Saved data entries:
[start]

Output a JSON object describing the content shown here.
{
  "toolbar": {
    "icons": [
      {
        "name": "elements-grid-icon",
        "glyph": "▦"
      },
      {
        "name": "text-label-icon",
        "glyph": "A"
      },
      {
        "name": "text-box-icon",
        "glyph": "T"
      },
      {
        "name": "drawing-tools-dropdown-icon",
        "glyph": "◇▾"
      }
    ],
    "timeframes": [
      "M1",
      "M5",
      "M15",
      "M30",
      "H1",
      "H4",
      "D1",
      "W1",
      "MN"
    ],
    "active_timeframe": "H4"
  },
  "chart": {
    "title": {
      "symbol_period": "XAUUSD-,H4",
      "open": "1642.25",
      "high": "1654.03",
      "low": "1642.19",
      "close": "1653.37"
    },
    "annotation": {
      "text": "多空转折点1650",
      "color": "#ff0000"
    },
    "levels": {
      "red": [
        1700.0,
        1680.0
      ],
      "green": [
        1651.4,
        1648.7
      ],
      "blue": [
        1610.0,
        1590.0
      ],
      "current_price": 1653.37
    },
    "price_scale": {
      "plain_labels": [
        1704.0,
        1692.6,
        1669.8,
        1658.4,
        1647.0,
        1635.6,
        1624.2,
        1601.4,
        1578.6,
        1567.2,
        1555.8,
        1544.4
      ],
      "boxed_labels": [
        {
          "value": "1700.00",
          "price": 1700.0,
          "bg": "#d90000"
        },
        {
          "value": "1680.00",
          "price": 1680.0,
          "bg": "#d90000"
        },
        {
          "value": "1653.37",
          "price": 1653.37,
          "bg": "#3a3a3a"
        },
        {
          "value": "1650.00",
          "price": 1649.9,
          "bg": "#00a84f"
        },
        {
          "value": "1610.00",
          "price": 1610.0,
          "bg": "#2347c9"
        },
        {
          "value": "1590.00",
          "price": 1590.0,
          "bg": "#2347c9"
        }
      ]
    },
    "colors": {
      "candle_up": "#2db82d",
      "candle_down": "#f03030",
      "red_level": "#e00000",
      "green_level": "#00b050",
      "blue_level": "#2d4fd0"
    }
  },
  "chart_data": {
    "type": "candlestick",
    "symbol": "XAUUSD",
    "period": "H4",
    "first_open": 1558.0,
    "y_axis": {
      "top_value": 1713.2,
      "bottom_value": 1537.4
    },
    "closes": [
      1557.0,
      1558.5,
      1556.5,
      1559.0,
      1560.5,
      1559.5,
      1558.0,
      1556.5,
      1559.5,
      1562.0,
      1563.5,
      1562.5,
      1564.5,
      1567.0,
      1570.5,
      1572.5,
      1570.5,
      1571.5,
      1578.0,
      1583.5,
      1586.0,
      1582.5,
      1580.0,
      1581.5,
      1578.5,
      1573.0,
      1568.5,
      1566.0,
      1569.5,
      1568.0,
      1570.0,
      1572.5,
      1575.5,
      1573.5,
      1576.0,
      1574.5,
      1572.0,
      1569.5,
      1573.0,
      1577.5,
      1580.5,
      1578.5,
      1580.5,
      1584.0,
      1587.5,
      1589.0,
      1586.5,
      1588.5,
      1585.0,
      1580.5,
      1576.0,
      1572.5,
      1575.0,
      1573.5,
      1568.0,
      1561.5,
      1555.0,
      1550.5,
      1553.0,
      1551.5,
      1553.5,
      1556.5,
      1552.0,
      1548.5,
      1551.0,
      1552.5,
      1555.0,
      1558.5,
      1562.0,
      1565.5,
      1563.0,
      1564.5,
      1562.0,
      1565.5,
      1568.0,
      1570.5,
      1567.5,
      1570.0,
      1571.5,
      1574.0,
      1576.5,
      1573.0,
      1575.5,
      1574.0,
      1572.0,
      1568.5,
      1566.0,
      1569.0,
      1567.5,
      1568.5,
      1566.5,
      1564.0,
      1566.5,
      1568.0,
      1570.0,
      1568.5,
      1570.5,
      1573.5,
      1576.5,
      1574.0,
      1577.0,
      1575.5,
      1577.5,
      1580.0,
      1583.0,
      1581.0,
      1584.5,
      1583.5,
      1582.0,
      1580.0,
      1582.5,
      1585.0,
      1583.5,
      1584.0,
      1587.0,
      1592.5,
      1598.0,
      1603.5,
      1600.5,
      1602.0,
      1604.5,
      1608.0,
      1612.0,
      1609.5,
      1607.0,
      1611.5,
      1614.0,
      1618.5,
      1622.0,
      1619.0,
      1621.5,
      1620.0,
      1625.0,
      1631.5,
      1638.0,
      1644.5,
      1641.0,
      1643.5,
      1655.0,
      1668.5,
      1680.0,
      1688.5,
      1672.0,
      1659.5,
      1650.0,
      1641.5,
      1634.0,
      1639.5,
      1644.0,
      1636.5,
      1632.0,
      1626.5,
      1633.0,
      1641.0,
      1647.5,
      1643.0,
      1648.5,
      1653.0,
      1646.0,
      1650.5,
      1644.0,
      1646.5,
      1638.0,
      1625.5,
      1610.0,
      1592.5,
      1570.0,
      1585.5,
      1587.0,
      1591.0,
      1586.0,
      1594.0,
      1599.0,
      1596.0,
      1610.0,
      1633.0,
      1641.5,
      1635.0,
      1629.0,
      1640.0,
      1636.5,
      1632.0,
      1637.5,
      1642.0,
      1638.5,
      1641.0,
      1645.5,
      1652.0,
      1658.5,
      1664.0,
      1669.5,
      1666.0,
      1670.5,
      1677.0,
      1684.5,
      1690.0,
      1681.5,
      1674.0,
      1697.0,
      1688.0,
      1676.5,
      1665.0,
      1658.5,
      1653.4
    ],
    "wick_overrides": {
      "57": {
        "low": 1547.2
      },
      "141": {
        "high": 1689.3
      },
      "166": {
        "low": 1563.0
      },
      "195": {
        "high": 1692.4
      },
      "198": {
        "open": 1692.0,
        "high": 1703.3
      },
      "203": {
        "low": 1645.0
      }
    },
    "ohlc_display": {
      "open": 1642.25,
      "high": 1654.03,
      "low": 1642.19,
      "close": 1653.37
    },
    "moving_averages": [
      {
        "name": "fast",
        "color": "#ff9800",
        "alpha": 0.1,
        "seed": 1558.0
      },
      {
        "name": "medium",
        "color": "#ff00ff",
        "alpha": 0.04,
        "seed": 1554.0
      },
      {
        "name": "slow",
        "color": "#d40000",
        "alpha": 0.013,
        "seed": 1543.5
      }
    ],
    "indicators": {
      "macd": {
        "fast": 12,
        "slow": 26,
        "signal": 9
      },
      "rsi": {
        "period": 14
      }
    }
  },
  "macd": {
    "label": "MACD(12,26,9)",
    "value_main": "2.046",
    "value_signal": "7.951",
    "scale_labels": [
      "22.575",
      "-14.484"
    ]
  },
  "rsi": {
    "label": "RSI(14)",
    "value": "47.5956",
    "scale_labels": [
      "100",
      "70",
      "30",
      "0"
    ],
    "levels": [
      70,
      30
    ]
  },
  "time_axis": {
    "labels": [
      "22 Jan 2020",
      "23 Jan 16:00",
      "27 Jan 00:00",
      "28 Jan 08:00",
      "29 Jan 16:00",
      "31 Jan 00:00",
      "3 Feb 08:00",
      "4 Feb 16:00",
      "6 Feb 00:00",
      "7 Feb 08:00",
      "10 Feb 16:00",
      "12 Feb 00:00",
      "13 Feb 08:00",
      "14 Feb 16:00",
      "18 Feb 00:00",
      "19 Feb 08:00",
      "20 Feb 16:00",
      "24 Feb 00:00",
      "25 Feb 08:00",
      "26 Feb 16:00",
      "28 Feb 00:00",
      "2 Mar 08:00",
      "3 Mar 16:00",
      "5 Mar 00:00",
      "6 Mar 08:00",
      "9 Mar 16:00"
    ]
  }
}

[end]

WHAT YOU NEED TO DO → Retype the whole listing above exactly.

EXERCISE RESPONSE →
Output a JSON object describing the content shown here.
{
  "toolbar": {
    "icons": [
      {
        "name": "elements-grid-icon",
        "glyph": "▦"
      },
      {
        "name": "text-label-icon",
        "glyph": "A"
      },
      {
        "name": "text-box-icon",
        "glyph": "T"
      },
      {
        "name": "drawing-tools-dropdown-icon",
        "glyph": "◇▾"
      }
    ],
    "timeframes": [
      "M1",
      "M5",
      "M15",
      "M30",
      "H1",
      "H4",
      "D1",
      "W1",
      "MN"
    ],
    "active_timeframe": "H4"
  },
  "chart": {
    "title": {
      "symbol_period": "XAUUSD-,H4",
      "open": "1642.25",
      "high": "1654.03",
      "low": "1642.19",
      "close": "1653.37"
    },
    "annotation": {
      "text": "多空转折点1650",
      "color": "#ff0000"
    },
    "levels": {
      "red": [
        1700.0,
        1680.0
      ],
      "green": [
        1651.4,
        1648.7
      ],
      "blue": [
        1610.0,
        1590.0
      ],
      "current_price": 1653.37
    },
    "price_scale": {
      "plain_labels": [
        1704.0,
        1692.6,
        1669.8,
        1658.4,
        1647.0,
        1635.6,
        1624.2,
        1601.4,
        1578.6,
        1567.2,
        1555.8,
        1544.4
      ],
      "boxed_labels": [
        {
          "value": "1700.00",
          "price": 1700.0,
          "bg": "#d90000"
        },
        {
          "value": "1680.00",
          "price": 1680.0,
          "bg": "#d90000"
        },
        {
          "value": "1653.37",
          "price": 1653.37,
          "bg": "#3a3a3a"
        },
        {
          "value": "1650.00",
          "price": 1649.9,
          "bg": "#00a84f"
        },
        {
          "value": "1610.00",
          "price": 1610.0,
          "bg": "#2347c9"
        },
        {
          "value": "1590.00",
          "price": 1590.0,
          "bg": "#2347c9"
        }
      ]
    },
    "colors": {
      "candle_up": "#2db82d",
      "candle_down": "#f03030",
      "red_level": "#e00000",
      "green_level": "#00b050",
      "blue_level": "#2d4fd0"
    }
  },
  "chart_data": {
    "type": "candlestick",
    "symbol": "XAUUSD",
    "period": "H4",
    "first_open": 1558.0,
    "y_axis": {
      "top_value": 1713.2,
      "bottom_value": 1537.4
    },
    "closes": [
      1557.0,
      1558.5,
      1556.5,
      1559.0,
      1560.5,
      1559.5,
      1558.0,
      1556.5,
      1559.5,
      1562.0,
      1563.5,
      1562.5,
      1564.5,
      1567.0,
      1570.5,
      1572.5,
      1570.5,
      1571.5,
      1578.0,
      1583.5,
      1586.0,
      1582.5,
      1580.0,
      1581.5,
      1578.5,
      1573.0,
      1568.5,
      1566.0,
      1569.5,
      1568.0,
      1570.0,
      1572.5,
      1575.5,
      1573.5,
      1576.0,
      1574.5,
      1572.0,
      1569.5,
      1573.0,
      1577.5,
      1580.5,
      1578.5,
      1580.5,
      1584.0,
      1587.5,
      1589.0,
      1586.5,
      1588.5,
      1585.0,
      1580.5,
      1576.0,
      1572.5,
      1575.0,
      1573.5,
      1568.0,
      1561.5,
      1555.0,
      1550.5,
      1553.0,
      1551.5,
      1553.5,
      1556.5,
      1552.0,
      1548.5,
      1551.0,
      1552.5,
      1555.0,
      1558.5,
      1562.0,
      1565.5,
      1563.0,
      1564.5,
      1562.0,
      1565.5,
      1568.0,
      1570.5,
      1567.5,
      1570.0,
      1571.5,
      1574.0,
      1576.5,
      1573.0,
      1575.5,
      1574.0,
      1572.0,
      1568.5,
      1566.0,
      1569.0,
      1567.5,
      1568.5,
      1566.5,
      1564.0,
      1566.5,
      1568.0,
      1570.0,
      1568.5,
      1570.5,
      1573.5,
      1576.5,
      1574.0,
      1577.0,
      1575.5,
      1577.5,
      1580.0,
      1583.0,
      1581.0,
      1584.5,
      1583.5,
      1582.0,
      1580.0,
      1582.5,
      1585.0,
      1583.5,
      1584.0,
      1587.0,
      1592.5,
      1598.0,
      1603.5,
      1600.5,
      1602.0,
      1604.5,
      1608.0,
      1612.0,
      1609.5,
      1607.0,
      1611.5,
      1614.0,
      1618.5,
      1622.0,
      1619.0,
      1621.5,
      1620.0,
      1625.0,
      1631.5,
      1638.0,
      1644.5,
      1641.0,
      1643.5,
      1655.0,
      1668.5,
      1680.0,
      1688.5,
      1672.0,
      1659.5,
      1650.0,
      1641.5,
      1634.0,
      1639.5,
      1644.0,
      1636.5,
      1632.0,
      1626.5,
      1633.0,
      1641.0,
      1647.5,
      1643.0,
      1648.5,
      1653.0,
      1646.0,
      1650.5,
      1644.0,
      1646.5,
      1638.0,
      1625.5,
      1610.0,
      1592.5,
      1570.0,
      1585.5,
      1587.0,
      1591.0,
      1586.0,
      1594.0,
      1599.0,
      1596.0,
      1610.0,
      1633.0,
      1641.5,
      1635.0,
      1629.0,
      1640.0,
      1636.5,
      1632.0,
      1637.5,
      1642.0,
      1638.5,
      1641.0,
      1645.5,
      1652.0,
      1658.5,
      1664.0,
      1669.5,
      1666.0,
      1670.5,
      1677.0,
      1684.5,
      1690.0,
      1681.5,
      1674.0,
      1697.0,
      1688.0,
      1676.5,
      1665.0,
      1658.5,
      1653.4
    ],
    "wick_overrides": {
      "57": {
        "low": 1547.2
      },
      "141": {
        "high": 1689.3
      },
      "166": {
        "low": 1563.0
      },
      "195": {
        "high": 1692.4
      },
      "198": {
        "open": 1692.0,
        "high": 1703.3
      },
      "203": {
        "low": 1645.0
      }
    },
    "ohlc_display": {
      "open": 1642.25,
      "high": 1654.03,
      "low": 1642.19,
      "close": 1653.37
    },
    "moving_averages": [
      {
        "name": "fast",
        "color": "#ff9800",
        "alpha": 0.1,
        "seed": 1558.0
      },
      {
        "name": "medium",
        "color": "#ff00ff",
        "alpha": 0.04,
        "seed": 1554.0
      },
      {
        "name": "slow",
        "color": "#d40000",
        "alpha": 0.013,
        "seed": 1543.5
      }
    ],
    "indicators": {
      "macd": {
        "fast": 12,
        "slow": 26,
        "signal": 9
      },
      "rsi": {
        "period": 14
      }
    }
  },
  "macd": {
    "label": "MACD(12,26,9)",
    "value_main": "2.046",
    "value_signal": "7.951",
    "scale_labels": [
      "22.575",
      "-14.484"
    ]
  },
  "rsi": {
    "label": "RSI(14)",
    "value": "47.5956",
    "scale_labels": [
      "100",
      "70",
      "30",
      "0"
    ],
    "levels": [
      70,
      30
    ]
  },
  "time_axis": {
    "labels": [
      "22 Jan 2020",
      "23 Jan 16:00",
      "27 Jan 00:00",
      "28 Jan 08:00",
      "29 Jan 16:00",
      "31 Jan 00:00",
      "3 Feb 08:00",
      "4 Feb 16:00",
      "6 Feb 00:00",
      "7 Feb 08:00",
      "10 Feb 16:00",
      "12 Feb 00:00",
      "13 Feb 08:00",
      "14 Feb 16:00",
      "18 Feb 00:00",
      "19 Feb 08:00",
      "20 Feb 16:00",
      "24 Feb 00:00",
      "25 Feb 08:00",
      "26 Feb 16:00",
      "28 Feb 00:00",
      "2 Mar 08:00",
      "3 Mar 16:00",
      "5 Mar 00:00",
      "6 Mar 08:00",
      "9 Mar 16:00"
    ]
  }
}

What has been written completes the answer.